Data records
____________________
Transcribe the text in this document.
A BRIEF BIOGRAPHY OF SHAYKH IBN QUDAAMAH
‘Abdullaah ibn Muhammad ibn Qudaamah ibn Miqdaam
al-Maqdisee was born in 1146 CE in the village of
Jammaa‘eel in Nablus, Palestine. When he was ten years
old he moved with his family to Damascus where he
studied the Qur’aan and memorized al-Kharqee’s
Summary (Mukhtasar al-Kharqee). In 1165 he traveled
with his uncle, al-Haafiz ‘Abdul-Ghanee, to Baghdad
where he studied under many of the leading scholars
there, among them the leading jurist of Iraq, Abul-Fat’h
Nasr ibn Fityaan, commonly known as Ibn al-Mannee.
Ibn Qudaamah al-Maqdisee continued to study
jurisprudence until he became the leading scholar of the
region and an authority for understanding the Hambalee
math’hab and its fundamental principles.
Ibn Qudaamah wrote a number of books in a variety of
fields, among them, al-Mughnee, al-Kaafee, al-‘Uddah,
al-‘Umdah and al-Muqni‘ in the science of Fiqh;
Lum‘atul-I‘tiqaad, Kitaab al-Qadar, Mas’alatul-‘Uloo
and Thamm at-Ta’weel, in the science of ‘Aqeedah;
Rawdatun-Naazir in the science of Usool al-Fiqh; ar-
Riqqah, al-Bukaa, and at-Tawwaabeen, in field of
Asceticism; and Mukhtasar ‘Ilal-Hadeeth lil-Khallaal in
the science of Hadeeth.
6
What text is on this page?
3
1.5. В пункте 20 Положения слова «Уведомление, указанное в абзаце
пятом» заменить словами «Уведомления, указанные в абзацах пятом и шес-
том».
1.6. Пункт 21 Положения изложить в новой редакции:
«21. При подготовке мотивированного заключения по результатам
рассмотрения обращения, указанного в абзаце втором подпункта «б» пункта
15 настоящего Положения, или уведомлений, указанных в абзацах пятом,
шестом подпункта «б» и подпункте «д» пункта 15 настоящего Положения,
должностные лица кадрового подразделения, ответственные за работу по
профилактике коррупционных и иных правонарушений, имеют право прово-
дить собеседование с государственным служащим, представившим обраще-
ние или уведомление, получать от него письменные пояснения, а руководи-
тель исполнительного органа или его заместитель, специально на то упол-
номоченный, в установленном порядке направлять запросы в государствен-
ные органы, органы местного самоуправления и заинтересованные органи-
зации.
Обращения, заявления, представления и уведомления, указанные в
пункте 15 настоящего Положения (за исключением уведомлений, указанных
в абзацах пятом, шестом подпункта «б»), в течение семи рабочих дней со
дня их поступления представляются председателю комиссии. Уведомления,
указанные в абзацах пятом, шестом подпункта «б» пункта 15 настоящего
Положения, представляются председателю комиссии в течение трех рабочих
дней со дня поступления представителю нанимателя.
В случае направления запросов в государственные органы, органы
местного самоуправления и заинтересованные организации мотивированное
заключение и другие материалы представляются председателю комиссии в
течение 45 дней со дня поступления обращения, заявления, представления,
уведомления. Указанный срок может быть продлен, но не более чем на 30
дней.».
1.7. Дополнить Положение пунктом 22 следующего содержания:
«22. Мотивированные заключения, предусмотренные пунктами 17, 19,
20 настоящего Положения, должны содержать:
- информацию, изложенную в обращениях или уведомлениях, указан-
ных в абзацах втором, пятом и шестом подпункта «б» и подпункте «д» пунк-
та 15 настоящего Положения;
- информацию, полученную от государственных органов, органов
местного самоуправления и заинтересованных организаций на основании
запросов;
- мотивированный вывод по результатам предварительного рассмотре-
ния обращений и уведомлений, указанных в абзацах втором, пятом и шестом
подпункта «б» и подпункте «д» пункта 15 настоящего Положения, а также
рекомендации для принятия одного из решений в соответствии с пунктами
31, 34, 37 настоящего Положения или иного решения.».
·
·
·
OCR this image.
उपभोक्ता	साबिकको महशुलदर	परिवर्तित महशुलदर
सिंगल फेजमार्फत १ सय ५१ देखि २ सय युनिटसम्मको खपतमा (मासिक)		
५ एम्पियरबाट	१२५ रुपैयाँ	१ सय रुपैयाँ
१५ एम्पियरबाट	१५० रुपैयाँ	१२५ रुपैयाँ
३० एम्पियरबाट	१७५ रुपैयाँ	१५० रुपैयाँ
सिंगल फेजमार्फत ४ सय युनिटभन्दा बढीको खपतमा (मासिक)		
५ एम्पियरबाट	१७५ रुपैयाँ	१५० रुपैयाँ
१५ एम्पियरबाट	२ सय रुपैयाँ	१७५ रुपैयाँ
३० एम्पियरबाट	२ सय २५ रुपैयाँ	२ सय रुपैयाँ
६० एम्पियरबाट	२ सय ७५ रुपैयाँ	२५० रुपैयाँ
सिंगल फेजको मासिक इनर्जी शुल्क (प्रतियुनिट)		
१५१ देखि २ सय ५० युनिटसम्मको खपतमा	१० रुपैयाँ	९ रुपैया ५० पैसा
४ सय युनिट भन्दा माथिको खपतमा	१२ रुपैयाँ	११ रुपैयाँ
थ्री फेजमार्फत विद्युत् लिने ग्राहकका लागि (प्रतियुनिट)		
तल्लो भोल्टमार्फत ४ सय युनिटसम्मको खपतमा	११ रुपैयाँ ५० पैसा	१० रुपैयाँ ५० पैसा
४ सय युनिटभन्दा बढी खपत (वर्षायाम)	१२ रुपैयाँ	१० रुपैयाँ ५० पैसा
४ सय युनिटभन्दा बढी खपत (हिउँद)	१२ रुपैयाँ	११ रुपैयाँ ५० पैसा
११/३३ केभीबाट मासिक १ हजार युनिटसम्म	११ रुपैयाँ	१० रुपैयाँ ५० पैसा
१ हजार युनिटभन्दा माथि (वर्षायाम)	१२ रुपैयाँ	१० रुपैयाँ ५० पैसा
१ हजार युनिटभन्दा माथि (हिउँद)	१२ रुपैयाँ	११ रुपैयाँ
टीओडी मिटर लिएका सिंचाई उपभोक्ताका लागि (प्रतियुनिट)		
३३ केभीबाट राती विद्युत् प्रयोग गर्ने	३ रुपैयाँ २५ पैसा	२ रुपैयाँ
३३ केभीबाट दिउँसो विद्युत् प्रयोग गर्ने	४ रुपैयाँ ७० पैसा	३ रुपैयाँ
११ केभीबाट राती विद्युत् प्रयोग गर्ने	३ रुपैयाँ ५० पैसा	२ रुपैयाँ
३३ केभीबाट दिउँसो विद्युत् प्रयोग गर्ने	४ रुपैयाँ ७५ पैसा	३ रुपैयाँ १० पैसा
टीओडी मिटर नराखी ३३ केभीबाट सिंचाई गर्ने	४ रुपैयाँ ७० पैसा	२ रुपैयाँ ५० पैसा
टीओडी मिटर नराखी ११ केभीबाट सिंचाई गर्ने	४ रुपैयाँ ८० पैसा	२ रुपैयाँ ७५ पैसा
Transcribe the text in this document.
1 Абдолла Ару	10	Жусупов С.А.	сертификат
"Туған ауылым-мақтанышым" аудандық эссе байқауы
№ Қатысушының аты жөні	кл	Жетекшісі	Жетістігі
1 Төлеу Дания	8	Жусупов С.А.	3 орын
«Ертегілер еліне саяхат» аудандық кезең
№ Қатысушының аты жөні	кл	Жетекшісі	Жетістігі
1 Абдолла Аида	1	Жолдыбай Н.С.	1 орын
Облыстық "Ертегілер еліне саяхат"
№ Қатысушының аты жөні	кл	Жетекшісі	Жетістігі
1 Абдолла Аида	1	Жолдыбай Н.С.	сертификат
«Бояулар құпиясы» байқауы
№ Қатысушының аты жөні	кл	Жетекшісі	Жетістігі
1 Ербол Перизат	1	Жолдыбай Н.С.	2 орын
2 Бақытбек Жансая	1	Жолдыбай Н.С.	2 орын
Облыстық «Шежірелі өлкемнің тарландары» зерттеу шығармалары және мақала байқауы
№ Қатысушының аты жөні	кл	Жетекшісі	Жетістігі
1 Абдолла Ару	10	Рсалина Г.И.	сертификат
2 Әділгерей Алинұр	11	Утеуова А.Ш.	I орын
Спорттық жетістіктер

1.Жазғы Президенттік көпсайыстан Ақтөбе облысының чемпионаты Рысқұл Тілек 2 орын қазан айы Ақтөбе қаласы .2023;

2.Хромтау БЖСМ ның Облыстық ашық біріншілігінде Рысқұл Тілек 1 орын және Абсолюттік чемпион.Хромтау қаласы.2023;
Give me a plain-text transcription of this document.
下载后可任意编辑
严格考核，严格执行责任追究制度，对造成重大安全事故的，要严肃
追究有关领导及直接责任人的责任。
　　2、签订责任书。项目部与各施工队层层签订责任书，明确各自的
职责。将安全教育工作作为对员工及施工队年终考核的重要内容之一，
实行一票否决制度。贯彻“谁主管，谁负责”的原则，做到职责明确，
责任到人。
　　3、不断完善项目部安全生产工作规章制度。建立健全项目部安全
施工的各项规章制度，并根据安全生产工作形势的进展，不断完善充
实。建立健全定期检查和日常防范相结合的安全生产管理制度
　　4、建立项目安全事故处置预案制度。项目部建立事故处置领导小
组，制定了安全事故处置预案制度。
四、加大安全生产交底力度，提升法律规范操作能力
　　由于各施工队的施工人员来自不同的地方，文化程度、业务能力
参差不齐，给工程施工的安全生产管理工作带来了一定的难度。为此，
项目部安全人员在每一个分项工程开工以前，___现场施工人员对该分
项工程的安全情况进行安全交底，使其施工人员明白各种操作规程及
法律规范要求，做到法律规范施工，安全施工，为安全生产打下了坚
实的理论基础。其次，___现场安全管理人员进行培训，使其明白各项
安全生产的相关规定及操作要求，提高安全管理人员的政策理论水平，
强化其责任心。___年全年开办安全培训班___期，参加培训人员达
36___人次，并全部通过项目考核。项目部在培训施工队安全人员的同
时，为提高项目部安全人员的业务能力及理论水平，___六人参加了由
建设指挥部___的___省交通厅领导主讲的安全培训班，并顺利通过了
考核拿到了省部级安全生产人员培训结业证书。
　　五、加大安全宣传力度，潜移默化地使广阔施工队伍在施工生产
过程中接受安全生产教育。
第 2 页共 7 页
____________________
Your objective
Search the records for the string "studied" and return every line in which it occurs.

Solution for this task
studied the Qur’aan and memorized al-Kharqee’s
where he studied under many of the leading scholars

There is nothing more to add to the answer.